- What you are asked to do
Copy the records below exactly as they are written.
BEGIN Given entries
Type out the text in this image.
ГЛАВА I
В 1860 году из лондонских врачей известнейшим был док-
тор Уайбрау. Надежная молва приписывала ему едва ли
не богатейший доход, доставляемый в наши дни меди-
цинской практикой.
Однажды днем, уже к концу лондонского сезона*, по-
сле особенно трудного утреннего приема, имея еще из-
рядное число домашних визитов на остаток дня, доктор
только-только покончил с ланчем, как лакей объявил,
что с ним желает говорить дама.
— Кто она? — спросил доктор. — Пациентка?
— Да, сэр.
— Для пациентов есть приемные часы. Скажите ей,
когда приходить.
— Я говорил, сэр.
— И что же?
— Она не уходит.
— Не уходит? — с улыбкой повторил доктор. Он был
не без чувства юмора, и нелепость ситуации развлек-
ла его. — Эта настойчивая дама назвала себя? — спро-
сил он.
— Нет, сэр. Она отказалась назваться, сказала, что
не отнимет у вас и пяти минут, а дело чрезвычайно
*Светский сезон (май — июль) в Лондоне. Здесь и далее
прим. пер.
END Given entries
- Full answer
Type out the text in this image.
ГЛАВА I
В 1860 году из лондонских врачей известнейшим был док-
тор Уайбрау. Надежная молва приписывала ему едва ли
не богатейший доход, доставляемый в наши дни меди-
цинской практикой.
Однажды днем, уже к концу лондонского сезона*, по-
сле особенно трудного утреннего приема, имея еще из-
рядное число домашних визитов на остаток дня, доктор
только-только покончил с ланчем, как лакей объявил,
что с ним желает говорить дама.
— Кто она? — спросил доктор. — Пациентка?
— Да, сэр.
— Для пациентов есть приемные часы. Скажите ей,
когда приходить.
— Я говорил, сэр.
— И что же?
— Она не уходит.
— Не уходит? — с улыбкой повторил доктор. Он был
не без чувства юмора, и нелепость ситуации развлек-
ла его. — Эта настойчивая дама назвала себя? — спро-
сил он.
— Нет, сэр. Она отказалась назваться, сказала, что
не отнимет у вас и пяти минут, а дело чрезвычайно
*Светский сезон (май — июль) в Лондоне. Здесь и далее
прим. пер.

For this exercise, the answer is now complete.